Task data:
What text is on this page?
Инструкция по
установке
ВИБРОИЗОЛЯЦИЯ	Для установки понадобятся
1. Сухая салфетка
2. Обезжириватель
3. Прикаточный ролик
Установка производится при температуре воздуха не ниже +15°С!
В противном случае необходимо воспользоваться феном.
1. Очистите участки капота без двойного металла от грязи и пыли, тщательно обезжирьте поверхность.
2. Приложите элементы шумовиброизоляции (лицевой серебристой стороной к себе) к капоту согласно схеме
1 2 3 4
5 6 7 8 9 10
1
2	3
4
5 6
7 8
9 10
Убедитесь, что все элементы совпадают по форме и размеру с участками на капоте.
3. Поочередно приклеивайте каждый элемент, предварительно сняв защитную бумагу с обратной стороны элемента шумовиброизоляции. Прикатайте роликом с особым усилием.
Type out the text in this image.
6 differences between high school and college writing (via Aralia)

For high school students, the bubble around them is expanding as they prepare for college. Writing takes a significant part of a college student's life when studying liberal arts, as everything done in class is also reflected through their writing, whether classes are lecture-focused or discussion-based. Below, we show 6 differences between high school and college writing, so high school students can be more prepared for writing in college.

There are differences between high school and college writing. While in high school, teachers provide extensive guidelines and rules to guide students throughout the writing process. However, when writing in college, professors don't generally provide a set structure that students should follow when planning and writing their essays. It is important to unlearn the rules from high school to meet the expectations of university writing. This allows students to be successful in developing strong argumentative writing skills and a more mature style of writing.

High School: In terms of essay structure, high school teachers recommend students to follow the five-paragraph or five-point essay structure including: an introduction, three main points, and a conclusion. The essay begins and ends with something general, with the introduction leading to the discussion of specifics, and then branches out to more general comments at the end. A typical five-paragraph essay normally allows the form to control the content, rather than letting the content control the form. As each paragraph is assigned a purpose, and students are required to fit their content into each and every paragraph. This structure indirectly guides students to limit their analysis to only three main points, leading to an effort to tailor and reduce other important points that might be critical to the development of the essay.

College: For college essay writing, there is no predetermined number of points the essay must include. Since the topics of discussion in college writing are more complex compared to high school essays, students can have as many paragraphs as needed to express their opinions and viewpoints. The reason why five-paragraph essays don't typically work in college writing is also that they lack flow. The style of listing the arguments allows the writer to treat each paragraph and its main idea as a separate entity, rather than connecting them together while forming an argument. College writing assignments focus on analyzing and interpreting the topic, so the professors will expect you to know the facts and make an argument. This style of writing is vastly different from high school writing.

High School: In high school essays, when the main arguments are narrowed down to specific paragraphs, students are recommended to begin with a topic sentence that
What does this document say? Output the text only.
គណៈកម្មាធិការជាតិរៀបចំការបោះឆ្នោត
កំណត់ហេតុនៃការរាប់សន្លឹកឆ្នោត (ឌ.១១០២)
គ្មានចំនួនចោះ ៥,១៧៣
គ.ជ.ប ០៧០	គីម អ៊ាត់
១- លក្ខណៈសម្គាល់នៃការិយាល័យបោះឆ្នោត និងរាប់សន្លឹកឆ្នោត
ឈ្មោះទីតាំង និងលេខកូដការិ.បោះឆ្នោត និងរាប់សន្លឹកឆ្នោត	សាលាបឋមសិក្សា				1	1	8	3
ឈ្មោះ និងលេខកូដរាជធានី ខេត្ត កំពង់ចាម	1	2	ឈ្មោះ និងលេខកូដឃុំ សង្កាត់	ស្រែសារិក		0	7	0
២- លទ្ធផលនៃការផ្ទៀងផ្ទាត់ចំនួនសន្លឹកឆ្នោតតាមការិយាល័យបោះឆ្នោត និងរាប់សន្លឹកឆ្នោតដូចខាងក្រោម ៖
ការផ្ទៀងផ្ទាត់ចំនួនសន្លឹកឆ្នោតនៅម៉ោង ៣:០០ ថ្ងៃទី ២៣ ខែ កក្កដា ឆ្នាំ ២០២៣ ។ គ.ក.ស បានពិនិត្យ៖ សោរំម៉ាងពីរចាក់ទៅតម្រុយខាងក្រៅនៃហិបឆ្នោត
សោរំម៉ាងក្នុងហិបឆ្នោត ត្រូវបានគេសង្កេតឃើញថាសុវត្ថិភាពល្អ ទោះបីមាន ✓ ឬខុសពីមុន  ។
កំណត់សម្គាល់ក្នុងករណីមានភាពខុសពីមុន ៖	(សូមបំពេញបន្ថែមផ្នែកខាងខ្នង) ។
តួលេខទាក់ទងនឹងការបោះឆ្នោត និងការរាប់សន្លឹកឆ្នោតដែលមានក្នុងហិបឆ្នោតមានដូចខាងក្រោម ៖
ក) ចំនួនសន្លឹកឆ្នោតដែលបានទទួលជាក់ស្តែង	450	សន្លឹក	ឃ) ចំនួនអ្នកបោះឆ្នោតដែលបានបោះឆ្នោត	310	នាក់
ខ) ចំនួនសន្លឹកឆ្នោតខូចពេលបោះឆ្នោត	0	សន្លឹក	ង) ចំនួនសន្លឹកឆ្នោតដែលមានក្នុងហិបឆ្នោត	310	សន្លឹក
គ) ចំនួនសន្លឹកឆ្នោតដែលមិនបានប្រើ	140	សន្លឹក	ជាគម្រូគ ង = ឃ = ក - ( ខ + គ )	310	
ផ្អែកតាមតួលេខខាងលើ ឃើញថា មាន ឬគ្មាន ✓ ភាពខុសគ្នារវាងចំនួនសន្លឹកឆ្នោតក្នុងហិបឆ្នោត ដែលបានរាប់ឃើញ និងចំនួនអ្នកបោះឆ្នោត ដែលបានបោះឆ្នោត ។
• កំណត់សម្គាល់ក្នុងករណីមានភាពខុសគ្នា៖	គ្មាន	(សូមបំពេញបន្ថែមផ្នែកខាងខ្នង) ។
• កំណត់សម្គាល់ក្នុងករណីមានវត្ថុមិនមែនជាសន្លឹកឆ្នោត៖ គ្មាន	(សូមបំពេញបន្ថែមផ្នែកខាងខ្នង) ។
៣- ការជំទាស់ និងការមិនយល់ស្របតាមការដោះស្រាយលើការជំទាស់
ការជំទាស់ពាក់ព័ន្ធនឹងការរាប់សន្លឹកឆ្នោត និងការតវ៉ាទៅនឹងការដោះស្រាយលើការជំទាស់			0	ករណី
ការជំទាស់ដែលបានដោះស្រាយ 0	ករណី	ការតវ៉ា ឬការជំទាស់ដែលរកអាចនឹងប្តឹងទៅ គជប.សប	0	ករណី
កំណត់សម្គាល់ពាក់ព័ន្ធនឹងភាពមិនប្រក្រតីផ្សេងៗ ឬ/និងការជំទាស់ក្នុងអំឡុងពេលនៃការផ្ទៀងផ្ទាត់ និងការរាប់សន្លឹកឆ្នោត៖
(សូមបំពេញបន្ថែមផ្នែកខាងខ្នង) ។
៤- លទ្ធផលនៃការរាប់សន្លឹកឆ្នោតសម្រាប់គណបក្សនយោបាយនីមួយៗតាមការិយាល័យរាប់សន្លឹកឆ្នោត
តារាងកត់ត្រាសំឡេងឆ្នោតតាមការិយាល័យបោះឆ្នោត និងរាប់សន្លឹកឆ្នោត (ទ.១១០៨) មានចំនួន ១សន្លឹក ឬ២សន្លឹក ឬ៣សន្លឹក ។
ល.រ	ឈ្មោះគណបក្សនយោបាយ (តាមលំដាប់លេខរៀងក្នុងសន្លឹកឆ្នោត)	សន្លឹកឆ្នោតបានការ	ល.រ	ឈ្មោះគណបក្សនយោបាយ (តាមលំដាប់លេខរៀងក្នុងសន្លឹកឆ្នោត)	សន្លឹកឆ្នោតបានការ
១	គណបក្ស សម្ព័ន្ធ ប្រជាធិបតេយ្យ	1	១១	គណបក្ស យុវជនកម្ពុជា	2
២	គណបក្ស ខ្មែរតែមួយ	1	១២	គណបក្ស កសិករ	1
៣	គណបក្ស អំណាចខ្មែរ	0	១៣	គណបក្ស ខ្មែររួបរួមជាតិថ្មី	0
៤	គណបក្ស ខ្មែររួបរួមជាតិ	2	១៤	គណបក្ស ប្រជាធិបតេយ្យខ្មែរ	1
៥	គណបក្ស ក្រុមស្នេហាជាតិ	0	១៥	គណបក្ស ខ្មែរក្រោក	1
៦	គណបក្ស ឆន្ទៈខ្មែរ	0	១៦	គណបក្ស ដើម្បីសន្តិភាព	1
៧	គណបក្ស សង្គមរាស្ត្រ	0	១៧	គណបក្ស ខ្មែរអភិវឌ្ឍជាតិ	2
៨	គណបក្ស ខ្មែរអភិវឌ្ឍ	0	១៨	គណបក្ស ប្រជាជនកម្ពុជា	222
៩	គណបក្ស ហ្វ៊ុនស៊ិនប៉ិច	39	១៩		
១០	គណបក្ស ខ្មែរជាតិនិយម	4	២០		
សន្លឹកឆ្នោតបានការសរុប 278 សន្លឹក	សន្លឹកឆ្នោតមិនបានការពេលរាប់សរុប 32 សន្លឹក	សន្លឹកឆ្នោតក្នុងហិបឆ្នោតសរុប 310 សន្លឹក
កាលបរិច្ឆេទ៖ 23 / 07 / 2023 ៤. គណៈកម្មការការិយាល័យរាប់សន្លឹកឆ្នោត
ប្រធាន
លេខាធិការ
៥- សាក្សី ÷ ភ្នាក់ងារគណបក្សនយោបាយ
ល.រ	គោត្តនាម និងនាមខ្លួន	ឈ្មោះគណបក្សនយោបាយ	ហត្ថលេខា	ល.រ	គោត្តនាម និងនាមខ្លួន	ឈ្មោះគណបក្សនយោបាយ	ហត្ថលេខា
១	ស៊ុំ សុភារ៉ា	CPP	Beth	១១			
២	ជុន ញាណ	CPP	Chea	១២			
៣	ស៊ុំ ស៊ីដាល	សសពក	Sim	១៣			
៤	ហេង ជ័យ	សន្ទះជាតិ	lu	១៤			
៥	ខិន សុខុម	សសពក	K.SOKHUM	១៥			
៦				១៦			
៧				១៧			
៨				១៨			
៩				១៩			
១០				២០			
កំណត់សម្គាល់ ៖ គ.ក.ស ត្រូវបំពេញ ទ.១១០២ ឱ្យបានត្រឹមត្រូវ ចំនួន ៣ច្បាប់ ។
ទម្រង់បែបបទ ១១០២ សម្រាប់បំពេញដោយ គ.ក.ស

Stated problem: For this exercise, gather every line of the data that contains the word "What".

Written answer:
What text is on this page?
What does this document say? Output the text only.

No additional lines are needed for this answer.